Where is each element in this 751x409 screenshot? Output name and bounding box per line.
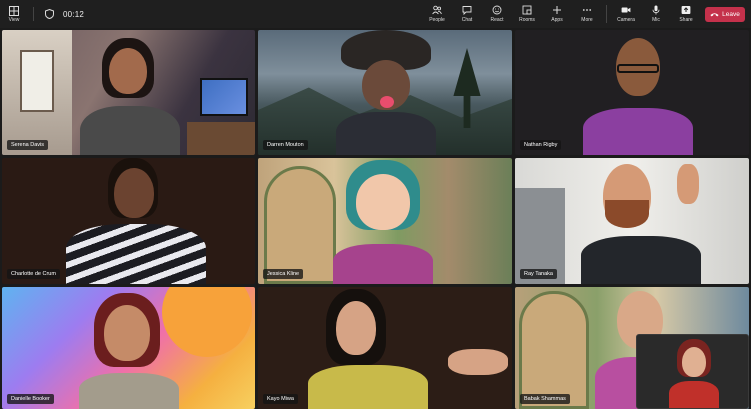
apps-icon (553, 6, 561, 14)
toolbar-separator (33, 7, 34, 21)
tv-screen (200, 78, 248, 116)
avatar-face (104, 305, 150, 361)
share-icon (681, 6, 691, 14)
participant-tile-kayo[interactable]: Kayo Miwa (258, 287, 512, 409)
avatar-danielle (74, 293, 184, 409)
avatar-body (79, 373, 179, 409)
mic-button[interactable]: Mic (641, 0, 671, 28)
shield-icon[interactable] (43, 8, 55, 20)
camera-button[interactable]: Camera (611, 0, 641, 28)
apps-label: Apps (551, 17, 563, 23)
participant-tile-ray[interactable]: Ray Tanaka (515, 158, 749, 284)
avatar-darren (326, 30, 446, 155)
participant-name: Babak Shammas (520, 394, 570, 404)
participant-name: Charlotte de Crum (7, 269, 60, 279)
video-grid: Serena Davis Darren Mouton Nathan Rigby … (2, 30, 749, 409)
participant-tile-serena[interactable]: Serena Davis (2, 30, 255, 155)
rooms-button[interactable]: Rooms (512, 0, 542, 28)
avatar-body (333, 244, 433, 284)
avatar-face (336, 301, 376, 355)
avatar-serena (80, 38, 180, 155)
view-button[interactable]: View (0, 0, 28, 28)
camera-icon (621, 7, 631, 13)
window-light (20, 50, 54, 112)
people-icon (432, 5, 442, 15)
glasses (617, 64, 659, 73)
mic-icon (652, 5, 660, 15)
phone-hangup-icon (710, 12, 719, 16)
participant-name: Darren Mouton (263, 140, 308, 150)
react-button[interactable]: React (482, 0, 512, 28)
stone-arch (264, 166, 336, 284)
participant-tile-nathan[interactable]: Nathan Rigby (515, 30, 749, 155)
avatar-body (336, 112, 436, 155)
view-label: View (8, 16, 20, 23)
stone-arch (519, 291, 589, 409)
participant-tile-jessica[interactable]: Jessica Kline (258, 158, 512, 284)
share-label: Share (679, 17, 693, 23)
rooms-icon (522, 5, 532, 15)
more-button[interactable]: More (572, 0, 602, 28)
rooms-label: Rooms (519, 17, 535, 23)
react-label: React (490, 17, 504, 23)
participant-name: Kayo Miwa (263, 394, 298, 404)
avatar-charlotte (66, 158, 206, 284)
avatar-ray (581, 158, 731, 284)
participant-name: Jessica Kline (263, 269, 304, 279)
beard (605, 200, 649, 228)
avatar-face (682, 347, 706, 377)
avatar-face (356, 174, 410, 230)
participant-tile-charlotte[interactable]: Charlotte de Crum (2, 158, 255, 284)
participant-name: Ray Tanaka (520, 269, 557, 279)
grid-view-icon (9, 5, 19, 16)
avatar-body (80, 106, 180, 155)
avatar-body (308, 365, 428, 409)
participant-tile-danielle[interactable]: Danielle Booker (2, 287, 255, 409)
participant-name: Serena Davis (7, 140, 49, 150)
chat-label: Chat (461, 17, 473, 23)
avatar-nathan (583, 36, 693, 155)
waving-hand (448, 349, 508, 375)
avatar-jessica (328, 160, 438, 284)
avatar-body (583, 108, 693, 155)
chat-icon (462, 6, 472, 15)
toolbar-divider (606, 5, 607, 23)
share-button[interactable]: Share (671, 0, 701, 28)
self-view-tile[interactable] (636, 334, 749, 409)
leave-button[interactable]: Leave (705, 6, 745, 22)
participant-name: Nathan Rigby (520, 140, 562, 150)
avatar-body (581, 236, 701, 284)
apps-button[interactable]: Apps (542, 0, 572, 28)
avatar-kayo (308, 289, 508, 409)
react-icon (492, 5, 502, 15)
avatar-self (669, 339, 719, 408)
mic-label: Mic (652, 17, 660, 23)
raised-hand (677, 164, 699, 204)
avatar-face (109, 48, 147, 94)
camera-label: Camera (617, 17, 635, 23)
more-icon (582, 9, 592, 11)
chat-button[interactable]: Chat (452, 0, 482, 28)
leave-label: Leave (722, 10, 740, 18)
tv-stand (187, 122, 255, 155)
avatar-body (669, 381, 719, 408)
people-label: People (429, 17, 445, 23)
more-label: More (581, 17, 593, 23)
meeting-toolbar: View 00:12 People Chat React Rooms Apps (0, 0, 751, 28)
heart-reaction (380, 96, 394, 108)
people-button[interactable]: People (422, 0, 452, 28)
participant-tile-darren[interactable]: Darren Mouton (258, 30, 512, 155)
striped-sweater (66, 224, 206, 284)
participant-name: Danielle Booker (7, 394, 54, 404)
meeting-timer: 00:12 (63, 9, 85, 19)
avatar-face (114, 168, 154, 218)
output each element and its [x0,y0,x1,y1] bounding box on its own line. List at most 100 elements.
-*-
**Problem to work on**
Copy every line above word for word, leaving out the pictures.

**Finished answer**
Where is each element in this 751x409 screenshot? Output name and bounding box per line.
apps-icon (553, 6, 561, 14)
toolbar-separator (33, 7, 34, 21)
tv-screen (200, 78, 248, 116)
avatar-face (104, 305, 150, 361)
share-icon (681, 6, 691, 14)
participant-tile-kayo[interactable]: Kayo Miwa (258, 287, 512, 409)
avatar-danielle (74, 293, 184, 409)
avatar-body (79, 373, 179, 409)
mic-button[interactable]: Mic (641, 0, 671, 28)
shield-icon[interactable] (43, 8, 55, 20)
camera-button[interactable]: Camera (611, 0, 641, 28)
apps-label: Apps (551, 17, 563, 23)
participant-tile-ray[interactable]: Ray Tanaka (515, 158, 749, 284)
avatar-darren (326, 30, 446, 155)
participant-name: Babak Shammas (520, 394, 570, 404)
participant-name: Charlotte de Crum (7, 269, 60, 279)
video-grid: Serena Davis Darren Mouton Nathan Rigby … (2, 30, 749, 409)
participant-tile-serena[interactable]: Serena Davis (2, 30, 255, 155)
rooms-button[interactable]: Rooms (512, 0, 542, 28)
avatar-body (333, 244, 433, 284)
avatar-face (336, 301, 376, 355)
avatar-serena (80, 38, 180, 155)
view-button[interactable]: View (0, 0, 28, 28)
camera-icon (621, 7, 631, 13)
window-light (20, 50, 54, 112)
people-icon (432, 5, 442, 15)
glasses (617, 64, 659, 73)
mic-icon (652, 5, 660, 15)
phone-hangup-icon (710, 12, 719, 16)
participant-name: Darren Mouton (263, 140, 308, 150)
react-button[interactable]: React (482, 0, 512, 28)
stone-arch (264, 166, 336, 284)
participant-tile-nathan[interactable]: Nathan Rigby (515, 30, 749, 155)
avatar-body (336, 112, 436, 155)
view-label: View (8, 16, 20, 23)
stone-arch (519, 291, 589, 409)
participant-tile-jessica[interactable]: Jessica Kline (258, 158, 512, 284)
share-label: Share (679, 17, 693, 23)
rooms-icon (522, 5, 532, 15)
more-button[interactable]: More (572, 0, 602, 28)
rooms-label: Rooms (519, 17, 535, 23)
react-label: React (490, 17, 504, 23)
participant-name: Kayo Miwa (263, 394, 298, 404)
avatar-charlotte (66, 158, 206, 284)
avatar-ray (581, 158, 731, 284)
participant-name: Jessica Kline (263, 269, 304, 279)
beard (605, 200, 649, 228)
avatar-face (682, 347, 706, 377)
avatar-face (356, 174, 410, 230)
participant-tile-charlotte[interactable]: Charlotte de Crum (2, 158, 255, 284)
participant-name: Ray Tanaka (520, 269, 557, 279)
grid-view-icon (9, 5, 19, 16)
avatar-body (80, 106, 180, 155)
avatar-body (308, 365, 428, 409)
participant-tile-danielle[interactable]: Danielle Booker (2, 287, 255, 409)
participant-name: Serena Davis (7, 140, 49, 150)
chat-label: Chat (461, 17, 473, 23)
avatar-nathan (583, 36, 693, 155)
waving-hand (448, 349, 508, 375)
avatar-jessica (328, 160, 438, 284)
avatar-body (583, 108, 693, 155)
chat-icon (462, 6, 472, 15)
toolbar-divider (606, 5, 607, 23)
share-button[interactable]: Share (671, 0, 701, 28)
self-view-tile[interactable] (636, 334, 749, 409)
leave-button[interactable]: Leave (705, 6, 745, 22)
participant-name: Nathan Rigby (520, 140, 562, 150)
avatar-body (581, 236, 701, 284)
apps-button[interactable]: Apps (542, 0, 572, 28)
avatar-kayo (308, 289, 508, 409)
react-icon (492, 5, 502, 15)
avatar-self (669, 339, 719, 408)
mic-label: Mic (652, 17, 660, 23)
raised-hand (677, 164, 699, 204)
avatar-face (109, 48, 147, 94)
camera-label: Camera (617, 17, 635, 23)
more-icon (582, 9, 592, 11)
chat-button[interactable]: Chat (452, 0, 482, 28)
leave-label: Leave (722, 10, 740, 18)
tv-stand (187, 122, 255, 155)
avatar-body (669, 381, 719, 408)
people-label: People (429, 17, 445, 23)
more-label: More (581, 17, 593, 23)
meeting-toolbar: View 00:12 People Chat React Rooms Apps (0, 0, 751, 28)
heart-reaction (380, 96, 394, 108)
people-button[interactable]: People (422, 0, 452, 28)
participant-tile-darren[interactable]: Darren Mouton (258, 30, 512, 155)
striped-sweater (66, 224, 206, 284)
participant-name: Danielle Booker (7, 394, 54, 404)
meeting-timer: 00:12 (63, 9, 85, 19)
avatar-face (114, 168, 154, 218)
output each element and its [x0,y0,x1,y1] bounding box on its own line. List at most 100 elements.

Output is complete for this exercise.